### Work required
Find every line in the records below that holds the word "Attie", and copy each one.

Recorded data:
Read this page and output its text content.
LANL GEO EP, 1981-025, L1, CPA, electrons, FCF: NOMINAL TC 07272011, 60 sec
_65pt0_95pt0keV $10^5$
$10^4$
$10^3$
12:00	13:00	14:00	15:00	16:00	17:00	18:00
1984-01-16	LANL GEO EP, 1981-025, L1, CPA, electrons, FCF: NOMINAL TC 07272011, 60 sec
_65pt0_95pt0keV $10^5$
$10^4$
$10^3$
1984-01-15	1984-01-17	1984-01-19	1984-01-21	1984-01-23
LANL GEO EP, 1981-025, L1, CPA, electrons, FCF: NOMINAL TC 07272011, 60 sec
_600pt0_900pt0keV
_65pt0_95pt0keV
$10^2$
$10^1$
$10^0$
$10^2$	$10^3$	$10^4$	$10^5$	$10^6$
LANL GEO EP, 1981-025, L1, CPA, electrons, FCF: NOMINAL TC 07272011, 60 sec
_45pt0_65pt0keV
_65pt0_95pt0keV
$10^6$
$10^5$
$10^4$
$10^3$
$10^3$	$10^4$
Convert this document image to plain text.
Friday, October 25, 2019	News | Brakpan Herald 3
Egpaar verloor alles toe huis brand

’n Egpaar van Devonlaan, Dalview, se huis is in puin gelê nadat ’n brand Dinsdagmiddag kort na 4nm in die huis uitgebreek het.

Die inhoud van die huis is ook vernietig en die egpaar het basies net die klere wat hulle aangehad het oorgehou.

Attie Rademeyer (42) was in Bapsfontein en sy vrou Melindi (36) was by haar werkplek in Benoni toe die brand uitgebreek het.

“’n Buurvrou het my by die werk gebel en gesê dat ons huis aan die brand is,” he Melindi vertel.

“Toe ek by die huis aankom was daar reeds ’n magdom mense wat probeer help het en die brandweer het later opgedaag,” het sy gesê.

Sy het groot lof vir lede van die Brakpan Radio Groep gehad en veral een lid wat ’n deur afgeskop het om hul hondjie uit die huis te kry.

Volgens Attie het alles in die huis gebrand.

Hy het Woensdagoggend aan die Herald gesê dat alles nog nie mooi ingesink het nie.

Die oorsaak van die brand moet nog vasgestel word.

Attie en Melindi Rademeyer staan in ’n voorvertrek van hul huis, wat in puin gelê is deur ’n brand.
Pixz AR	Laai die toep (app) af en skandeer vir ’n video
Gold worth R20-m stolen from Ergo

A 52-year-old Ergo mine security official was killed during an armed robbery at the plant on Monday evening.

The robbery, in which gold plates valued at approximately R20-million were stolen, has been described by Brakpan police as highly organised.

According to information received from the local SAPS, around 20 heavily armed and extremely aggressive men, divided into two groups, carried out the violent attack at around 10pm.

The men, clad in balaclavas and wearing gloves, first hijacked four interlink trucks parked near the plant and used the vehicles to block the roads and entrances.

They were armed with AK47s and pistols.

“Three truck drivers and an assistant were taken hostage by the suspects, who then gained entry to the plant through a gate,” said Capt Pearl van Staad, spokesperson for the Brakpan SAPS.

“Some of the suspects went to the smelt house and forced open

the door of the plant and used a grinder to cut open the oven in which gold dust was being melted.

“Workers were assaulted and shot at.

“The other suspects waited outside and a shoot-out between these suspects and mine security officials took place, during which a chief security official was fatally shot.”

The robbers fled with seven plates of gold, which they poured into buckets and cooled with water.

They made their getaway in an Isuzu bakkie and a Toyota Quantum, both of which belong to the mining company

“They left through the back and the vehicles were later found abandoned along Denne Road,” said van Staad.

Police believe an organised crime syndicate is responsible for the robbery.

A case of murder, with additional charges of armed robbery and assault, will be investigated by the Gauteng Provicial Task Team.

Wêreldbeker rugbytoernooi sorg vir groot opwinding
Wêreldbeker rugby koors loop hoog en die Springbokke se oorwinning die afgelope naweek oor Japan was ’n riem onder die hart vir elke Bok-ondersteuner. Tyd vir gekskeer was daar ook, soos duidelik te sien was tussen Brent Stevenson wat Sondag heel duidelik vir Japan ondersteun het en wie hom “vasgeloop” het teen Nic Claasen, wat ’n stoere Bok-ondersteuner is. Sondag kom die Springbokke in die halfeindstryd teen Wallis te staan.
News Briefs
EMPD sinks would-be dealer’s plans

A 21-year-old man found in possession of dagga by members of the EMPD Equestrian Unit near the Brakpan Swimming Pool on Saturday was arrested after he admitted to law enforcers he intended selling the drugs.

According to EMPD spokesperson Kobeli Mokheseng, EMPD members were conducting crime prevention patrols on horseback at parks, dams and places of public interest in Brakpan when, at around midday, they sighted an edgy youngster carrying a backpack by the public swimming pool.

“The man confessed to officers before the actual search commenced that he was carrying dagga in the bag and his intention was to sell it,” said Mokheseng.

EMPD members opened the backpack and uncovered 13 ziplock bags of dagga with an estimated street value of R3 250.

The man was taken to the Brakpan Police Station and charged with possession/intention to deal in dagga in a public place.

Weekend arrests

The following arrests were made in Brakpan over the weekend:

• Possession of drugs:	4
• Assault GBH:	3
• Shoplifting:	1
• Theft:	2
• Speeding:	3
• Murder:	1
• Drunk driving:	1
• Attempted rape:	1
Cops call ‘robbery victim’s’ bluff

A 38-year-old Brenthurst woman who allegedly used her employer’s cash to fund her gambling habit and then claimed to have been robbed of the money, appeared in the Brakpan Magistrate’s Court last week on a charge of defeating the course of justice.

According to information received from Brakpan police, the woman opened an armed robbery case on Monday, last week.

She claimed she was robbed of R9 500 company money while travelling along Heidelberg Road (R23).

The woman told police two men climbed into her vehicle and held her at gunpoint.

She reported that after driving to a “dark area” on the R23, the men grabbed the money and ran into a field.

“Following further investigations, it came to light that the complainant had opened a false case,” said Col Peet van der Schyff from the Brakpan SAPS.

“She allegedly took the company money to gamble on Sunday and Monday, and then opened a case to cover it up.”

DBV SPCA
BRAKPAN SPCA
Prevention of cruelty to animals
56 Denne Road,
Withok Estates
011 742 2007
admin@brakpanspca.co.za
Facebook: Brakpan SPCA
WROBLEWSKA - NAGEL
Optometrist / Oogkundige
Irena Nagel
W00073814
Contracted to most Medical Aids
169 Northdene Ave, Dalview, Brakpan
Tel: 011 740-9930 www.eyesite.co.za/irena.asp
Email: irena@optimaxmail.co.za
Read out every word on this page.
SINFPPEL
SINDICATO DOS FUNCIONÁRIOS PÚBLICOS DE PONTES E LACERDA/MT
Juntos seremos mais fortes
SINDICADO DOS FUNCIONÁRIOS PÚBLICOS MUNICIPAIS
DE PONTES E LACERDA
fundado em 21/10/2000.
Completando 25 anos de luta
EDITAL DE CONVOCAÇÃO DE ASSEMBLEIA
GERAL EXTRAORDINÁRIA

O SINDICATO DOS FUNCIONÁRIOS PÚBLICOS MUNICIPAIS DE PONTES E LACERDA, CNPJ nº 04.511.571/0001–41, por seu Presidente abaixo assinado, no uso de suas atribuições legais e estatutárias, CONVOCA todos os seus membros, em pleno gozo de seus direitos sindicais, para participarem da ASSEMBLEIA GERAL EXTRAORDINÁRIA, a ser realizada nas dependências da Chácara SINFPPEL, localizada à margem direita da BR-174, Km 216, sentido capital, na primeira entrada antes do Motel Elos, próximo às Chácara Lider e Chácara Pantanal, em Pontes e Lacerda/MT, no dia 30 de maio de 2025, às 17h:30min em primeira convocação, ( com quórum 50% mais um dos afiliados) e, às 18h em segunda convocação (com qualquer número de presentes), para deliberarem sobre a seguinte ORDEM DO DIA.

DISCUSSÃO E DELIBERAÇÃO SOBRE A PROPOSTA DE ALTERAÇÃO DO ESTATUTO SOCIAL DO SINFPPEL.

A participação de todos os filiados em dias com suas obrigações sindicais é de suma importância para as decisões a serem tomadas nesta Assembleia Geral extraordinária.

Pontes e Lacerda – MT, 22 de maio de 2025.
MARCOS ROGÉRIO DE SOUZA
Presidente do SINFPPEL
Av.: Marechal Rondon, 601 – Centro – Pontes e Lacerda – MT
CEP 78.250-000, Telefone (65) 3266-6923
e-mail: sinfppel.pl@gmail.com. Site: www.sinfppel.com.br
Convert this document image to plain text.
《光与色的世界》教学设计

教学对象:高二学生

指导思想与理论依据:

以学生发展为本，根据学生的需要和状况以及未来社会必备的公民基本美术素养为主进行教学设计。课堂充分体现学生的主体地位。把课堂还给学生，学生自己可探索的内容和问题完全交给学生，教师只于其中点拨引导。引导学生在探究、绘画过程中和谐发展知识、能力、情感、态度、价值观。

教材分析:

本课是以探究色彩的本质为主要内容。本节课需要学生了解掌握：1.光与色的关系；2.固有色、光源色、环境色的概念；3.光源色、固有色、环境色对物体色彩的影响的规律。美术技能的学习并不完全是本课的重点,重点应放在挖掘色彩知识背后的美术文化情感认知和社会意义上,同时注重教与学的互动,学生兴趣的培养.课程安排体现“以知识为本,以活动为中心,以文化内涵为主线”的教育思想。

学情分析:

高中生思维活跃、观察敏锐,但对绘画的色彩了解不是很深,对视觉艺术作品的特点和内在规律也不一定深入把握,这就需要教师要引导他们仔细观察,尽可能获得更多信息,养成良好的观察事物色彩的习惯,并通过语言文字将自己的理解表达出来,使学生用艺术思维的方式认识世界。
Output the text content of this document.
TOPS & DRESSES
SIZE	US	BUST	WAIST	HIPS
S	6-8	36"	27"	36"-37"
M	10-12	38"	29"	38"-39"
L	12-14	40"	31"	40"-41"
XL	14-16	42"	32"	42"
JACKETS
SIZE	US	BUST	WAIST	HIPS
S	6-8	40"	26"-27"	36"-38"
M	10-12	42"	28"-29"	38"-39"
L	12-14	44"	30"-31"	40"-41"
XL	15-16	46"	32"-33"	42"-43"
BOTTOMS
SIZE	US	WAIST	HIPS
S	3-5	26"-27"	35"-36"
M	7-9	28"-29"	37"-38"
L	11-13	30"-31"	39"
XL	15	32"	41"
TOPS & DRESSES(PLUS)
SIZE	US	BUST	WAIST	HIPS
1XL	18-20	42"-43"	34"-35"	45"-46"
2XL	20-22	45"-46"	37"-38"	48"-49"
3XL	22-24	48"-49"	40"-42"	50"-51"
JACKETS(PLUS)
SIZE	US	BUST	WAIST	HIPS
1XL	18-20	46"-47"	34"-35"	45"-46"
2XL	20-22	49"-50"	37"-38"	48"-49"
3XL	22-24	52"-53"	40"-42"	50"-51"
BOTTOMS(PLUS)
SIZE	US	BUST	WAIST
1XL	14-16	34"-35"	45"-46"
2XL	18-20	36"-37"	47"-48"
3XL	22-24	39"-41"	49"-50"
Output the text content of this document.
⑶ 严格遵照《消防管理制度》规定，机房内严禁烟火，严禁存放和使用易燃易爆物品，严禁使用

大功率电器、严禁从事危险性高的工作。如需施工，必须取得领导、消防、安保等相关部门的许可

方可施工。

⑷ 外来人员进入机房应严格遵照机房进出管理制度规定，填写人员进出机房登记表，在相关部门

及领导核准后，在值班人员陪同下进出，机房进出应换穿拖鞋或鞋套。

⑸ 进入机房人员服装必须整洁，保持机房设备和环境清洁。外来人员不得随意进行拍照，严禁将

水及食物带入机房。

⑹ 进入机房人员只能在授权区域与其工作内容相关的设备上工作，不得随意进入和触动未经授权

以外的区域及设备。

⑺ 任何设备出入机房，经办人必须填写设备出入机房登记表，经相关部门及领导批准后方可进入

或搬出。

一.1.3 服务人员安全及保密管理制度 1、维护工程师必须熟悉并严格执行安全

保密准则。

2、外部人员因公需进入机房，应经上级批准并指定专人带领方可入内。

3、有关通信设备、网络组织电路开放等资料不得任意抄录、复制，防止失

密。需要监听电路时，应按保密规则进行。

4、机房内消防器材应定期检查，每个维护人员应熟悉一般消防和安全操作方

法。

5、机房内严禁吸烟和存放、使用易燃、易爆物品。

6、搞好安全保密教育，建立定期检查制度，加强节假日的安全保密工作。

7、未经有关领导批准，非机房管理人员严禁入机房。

### Reply to the exercise
Attie Rademeyer (42) was in Bapsfontein en sy vrou Melindi (36) was by haar werkplek in Benoni toe die brand uitgebreek het.
Volgens Attie het alles in die huis gebrand.
Attie en Melindi Rademeyer staan in ’n voorvertrek van hul huis, wat in puin gelê is deur ’n brand.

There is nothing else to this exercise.